**WRITTEN TASK:** For this exercise, copy out each line of the material below that includes "name".

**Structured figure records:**
* * *

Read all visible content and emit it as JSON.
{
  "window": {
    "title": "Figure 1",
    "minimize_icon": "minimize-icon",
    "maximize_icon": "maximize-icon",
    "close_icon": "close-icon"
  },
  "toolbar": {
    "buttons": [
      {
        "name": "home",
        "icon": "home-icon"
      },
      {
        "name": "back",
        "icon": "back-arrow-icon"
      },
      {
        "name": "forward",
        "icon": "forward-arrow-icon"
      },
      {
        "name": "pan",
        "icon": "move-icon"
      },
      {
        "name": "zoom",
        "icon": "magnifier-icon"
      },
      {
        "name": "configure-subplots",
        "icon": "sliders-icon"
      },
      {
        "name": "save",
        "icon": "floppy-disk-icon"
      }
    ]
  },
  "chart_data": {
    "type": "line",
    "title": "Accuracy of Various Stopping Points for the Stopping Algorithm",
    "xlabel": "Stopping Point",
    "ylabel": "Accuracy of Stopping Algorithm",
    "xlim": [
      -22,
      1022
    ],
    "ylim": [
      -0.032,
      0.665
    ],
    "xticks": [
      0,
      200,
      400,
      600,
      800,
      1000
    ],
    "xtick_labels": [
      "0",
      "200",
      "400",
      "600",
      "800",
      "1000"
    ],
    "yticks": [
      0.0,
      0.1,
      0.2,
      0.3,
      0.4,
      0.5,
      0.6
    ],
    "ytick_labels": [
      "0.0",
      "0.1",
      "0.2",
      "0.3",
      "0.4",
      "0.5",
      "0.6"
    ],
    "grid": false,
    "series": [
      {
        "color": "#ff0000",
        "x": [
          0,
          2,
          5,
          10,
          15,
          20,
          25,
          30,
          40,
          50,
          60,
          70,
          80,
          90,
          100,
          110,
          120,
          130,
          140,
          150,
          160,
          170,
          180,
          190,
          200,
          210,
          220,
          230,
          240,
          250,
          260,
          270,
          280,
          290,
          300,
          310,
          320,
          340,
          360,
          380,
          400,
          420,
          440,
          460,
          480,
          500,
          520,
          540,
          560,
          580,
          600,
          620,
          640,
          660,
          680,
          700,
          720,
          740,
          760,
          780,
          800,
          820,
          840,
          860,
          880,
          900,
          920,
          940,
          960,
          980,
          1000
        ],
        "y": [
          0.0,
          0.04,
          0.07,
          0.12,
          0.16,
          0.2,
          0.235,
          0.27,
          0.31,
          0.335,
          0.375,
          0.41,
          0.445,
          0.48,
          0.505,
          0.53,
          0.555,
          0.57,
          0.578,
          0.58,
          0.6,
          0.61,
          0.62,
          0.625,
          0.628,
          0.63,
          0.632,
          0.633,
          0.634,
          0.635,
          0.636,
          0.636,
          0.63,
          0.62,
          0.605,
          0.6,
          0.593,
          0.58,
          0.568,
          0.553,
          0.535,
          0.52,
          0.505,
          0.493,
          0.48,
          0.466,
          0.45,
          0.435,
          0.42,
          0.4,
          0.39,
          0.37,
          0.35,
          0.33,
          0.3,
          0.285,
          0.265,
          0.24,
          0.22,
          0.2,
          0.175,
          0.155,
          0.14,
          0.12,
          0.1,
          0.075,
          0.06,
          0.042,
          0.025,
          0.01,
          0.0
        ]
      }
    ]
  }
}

* * *

**FULL ANSWER:**
        "name": "home",
        "name": "back",
        "name": "forward",
        "name": "pan",
        "name": "zoom",
        "name": "configure-subplots",
        "name": "save",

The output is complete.